> Entries from a visual dataset:

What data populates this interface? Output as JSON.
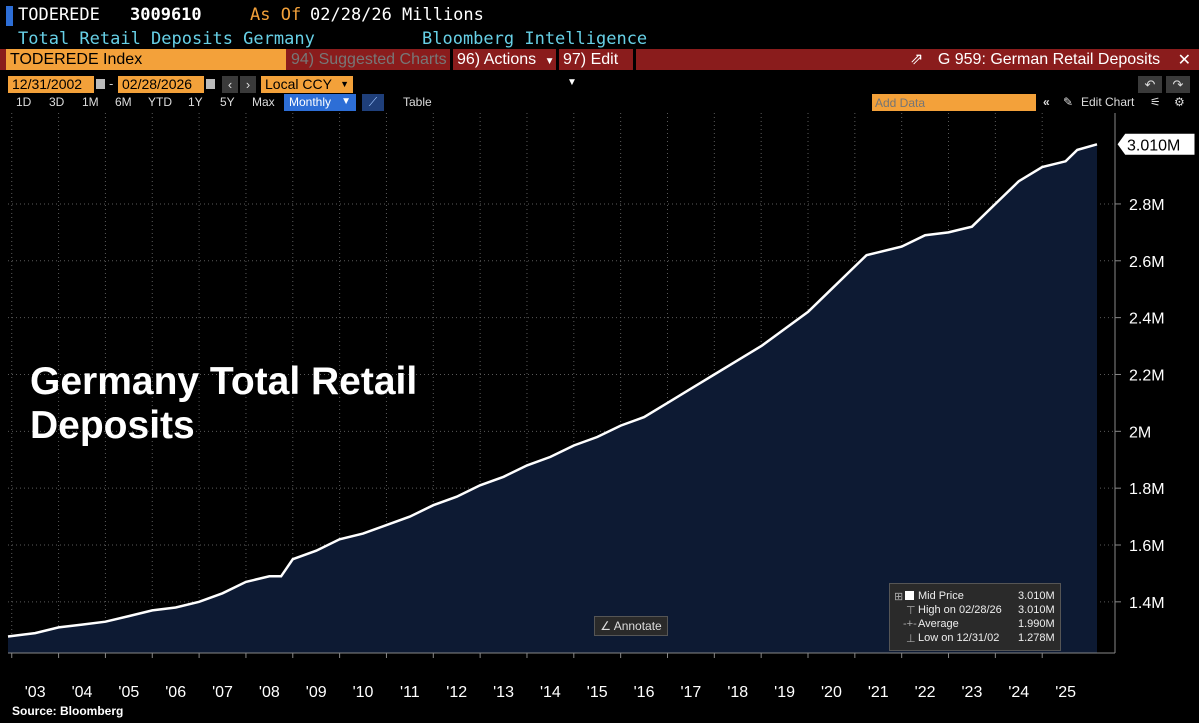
{
  "header": {
    "ticker": "TODEREDE",
    "value": "3009610",
    "as_of_label": "As Of",
    "as_of_date": "02/28/26",
    "units": "Millions",
    "series_name": "Total Retail Deposits Germany",
    "provider": "Bloomberg Intelligence"
  },
  "toolbar": {
    "index_label": "TODEREDE Index",
    "suggested_charts": "94) Suggested Charts",
    "actions": "96) Actions",
    "edit": "97) Edit",
    "chart_id": "G 959: German Retail Deposits",
    "start_date": "12/31/2002",
    "end_date": "02/28/2026",
    "currency": "Local CCY",
    "periods": [
      "1D",
      "3D",
      "1M",
      "6M",
      "YTD",
      "1Y",
      "5Y",
      "Max"
    ],
    "frequency": "Monthly",
    "table_label": "Table",
    "add_data_placeholder": "Add Data",
    "edit_chart": "Edit Chart"
  },
  "colors": {
    "header_bar": "#8a1c1c",
    "orange": "#f3a13a",
    "fill": "#0d1a33",
    "line": "#ffffff"
  },
  "overlay": {
    "title_line1": "Germany Total Retail",
    "title_line2": "Deposits",
    "annotate": "Annotate",
    "source": "Source: Bloomberg"
  },
  "legend": {
    "mid_label": "Mid Price",
    "mid_value": "3.010M",
    "high_label": "High on 02/28/26",
    "high_value": "3.010M",
    "avg_label": "Average",
    "avg_value": "1.990M",
    "low_label": "Low on 12/31/02",
    "low_value": "1.278M"
  },
  "chart_data": {
    "type": "area",
    "title": "Germany Total Retail Deposits",
    "ylabel": "Millions",
    "x_start": 2002.92,
    "x_end": 2026.17,
    "ylim": [
      1.22,
      3.12
    ],
    "yticks": [
      1.4,
      1.6,
      1.8,
      2.0,
      2.2,
      2.4,
      2.6,
      2.8
    ],
    "ytick_labels": [
      "1.4M",
      "1.6M",
      "1.8M",
      "2M",
      "2.2M",
      "2.4M",
      "2.6M",
      "2.8M"
    ],
    "xtick_labels": [
      "'03",
      "'04",
      "'05",
      "'06",
      "'07",
      "'08",
      "'09",
      "'10",
      "'11",
      "'12",
      "'13",
      "'14",
      "'15",
      "'16",
      "'17",
      "'18",
      "'19",
      "'20",
      "'21",
      "'22",
      "'23",
      "'24",
      "'25"
    ],
    "last_value_label": "3.010M",
    "series": [
      {
        "name": "TODEREDE Index",
        "x": [
          2002.92,
          2003.5,
          2004.0,
          2004.5,
          2005.0,
          2005.5,
          2006.0,
          2006.5,
          2007.0,
          2007.5,
          2008.0,
          2008.5,
          2008.75,
          2009.0,
          2009.5,
          2010.0,
          2010.5,
          2011.0,
          2011.5,
          2012.0,
          2012.5,
          2013.0,
          2013.5,
          2014.0,
          2014.5,
          2015.0,
          2015.5,
          2016.0,
          2016.5,
          2017.0,
          2017.5,
          2018.0,
          2018.5,
          2019.0,
          2019.5,
          2020.0,
          2020.5,
          2021.0,
          2021.25,
          2021.5,
          2022.0,
          2022.5,
          2023.0,
          2023.25,
          2023.5,
          2024.0,
          2024.5,
          2025.0,
          2025.5,
          2025.75,
          2026.17
        ],
        "values": [
          1.278,
          1.29,
          1.31,
          1.32,
          1.33,
          1.35,
          1.37,
          1.38,
          1.4,
          1.43,
          1.47,
          1.49,
          1.49,
          1.55,
          1.58,
          1.62,
          1.64,
          1.67,
          1.7,
          1.74,
          1.77,
          1.81,
          1.84,
          1.88,
          1.91,
          1.95,
          1.98,
          2.02,
          2.05,
          2.1,
          2.15,
          2.2,
          2.25,
          2.3,
          2.36,
          2.42,
          2.5,
          2.58,
          2.62,
          2.63,
          2.65,
          2.69,
          2.7,
          2.71,
          2.72,
          2.8,
          2.88,
          2.93,
          2.95,
          2.99,
          3.01
        ]
      }
    ]
  }
}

> EXERCISE TASK:
Each entry gets copied exactly; the pictures stay out.

> TASK ANSWER:
What data populates this interface? Output as JSON.
{
  "header": {
    "ticker": "TODEREDE",
    "value": "3009610",
    "as_of_label": "As Of",
    "as_of_date": "02/28/26",
    "units": "Millions",
    "series_name": "Total Retail Deposits Germany",
    "provider": "Bloomberg Intelligence"
  },
  "toolbar": {
    "index_label": "TODEREDE Index",
    "suggested_charts": "94) Suggested Charts",
    "actions": "96) Actions",
    "edit": "97) Edit",
    "chart_id": "G 959: German Retail Deposits",
    "start_date": "12/31/2002",
    "end_date": "02/28/2026",
    "currency": "Local CCY",
    "periods": [
      "1D",
      "3D",
      "1M",
      "6M",
      "YTD",
      "1Y",
      "5Y",
      "Max"
    ],
    "frequency": "Monthly",
    "table_label": "Table",
    "add_data_placeholder": "Add Data",
    "edit_chart": "Edit Chart"
  },
  "colors": {
    "header_bar": "#8a1c1c",
    "orange": "#f3a13a",
    "fill": "#0d1a33",
    "line": "#ffffff"
  },
  "overlay": {
    "title_line1": "Germany Total Retail",
    "title_line2": "Deposits",
    "annotate": "Annotate",
    "source": "Source: Bloomberg"
  },
  "legend": {
    "mid_label": "Mid Price",
    "mid_value": "3.010M",
    "high_label": "High on 02/28/26",
    "high_value": "3.010M",
    "avg_label": "Average",
    "avg_value": "1.990M",
    "low_label": "Low on 12/31/02",
    "low_value": "1.278M"
  },
  "chart_data": {
    "type": "area",
    "title": "Germany Total Retail Deposits",
    "ylabel": "Millions",
    "x_start": 2002.92,
    "x_end": 2026.17,
    "ylim": [
      1.22,
      3.12
    ],
    "yticks": [
      1.4,
      1.6,
      1.8,
      2.0,
      2.2,
      2.4,
      2.6,
      2.8
    ],
    "ytick_labels": [
      "1.4M",
      "1.6M",
      "1.8M",
      "2M",
      "2.2M",
      "2.4M",
      "2.6M",
      "2.8M"
    ],
    "xtick_labels": [
      "'03",
      "'04",
      "'05",
      "'06",
      "'07",
      "'08",
      "'09",
      "'10",
      "'11",
      "'12",
      "'13",
      "'14",
      "'15",
      "'16",
      "'17",
      "'18",
      "'19",
      "'20",
      "'21",
      "'22",
      "'23",
      "'24",
      "'25"
    ],
    "last_value_label": "3.010M",
    "series": [
      {
        "name": "TODEREDE Index",
        "x": [
          2002.92,
          2003.5,
          2004.0,
          2004.5,
          2005.0,
          2005.5,
          2006.0,
          2006.5,
          2007.0,
          2007.5,
          2008.0,
          2008.5,
          2008.75,
          2009.0,
          2009.5,
          2010.0,
          2010.5,
          2011.0,
          2011.5,
          2012.0,
          2012.5,
          2013.0,
          2013.5,
          2014.0,
          2014.5,
          2015.0,
          2015.5,
          2016.0,
          2016.5,
          2017.0,
          2017.5,
          2018.0,
          2018.5,
          2019.0,
          2019.5,
          2020.0,
          2020.5,
          2021.0,
          2021.25,
          2021.5,
          2022.0,
          2022.5,
          2023.0,
          2023.25,
          2023.5,
          2024.0,
          2024.5,
          2025.0,
          2025.5,
          2025.75,
          2026.17
        ],
        "values": [
          1.278,
          1.29,
          1.31,
          1.32,
          1.33,
          1.35,
          1.37,
          1.38,
          1.4,
          1.43,
          1.47,
          1.49,
          1.49,
          1.55,
          1.58,
          1.62,
          1.64,
          1.67,
          1.7,
          1.74,
          1.77,
          1.81,
          1.84,
          1.88,
          1.91,
          1.95,
          1.98,
          2.02,
          2.05,
          2.1,
          2.15,
          2.2,
          2.25,
          2.3,
          2.36,
          2.42,
          2.5,
          2.58,
          2.62,
          2.63,
          2.65,
          2.69,
          2.7,
          2.71,
          2.72,
          2.8,
          2.88,
          2.93,
          2.95,
          2.99,
          3.01
        ]
      }
    ]
  }
}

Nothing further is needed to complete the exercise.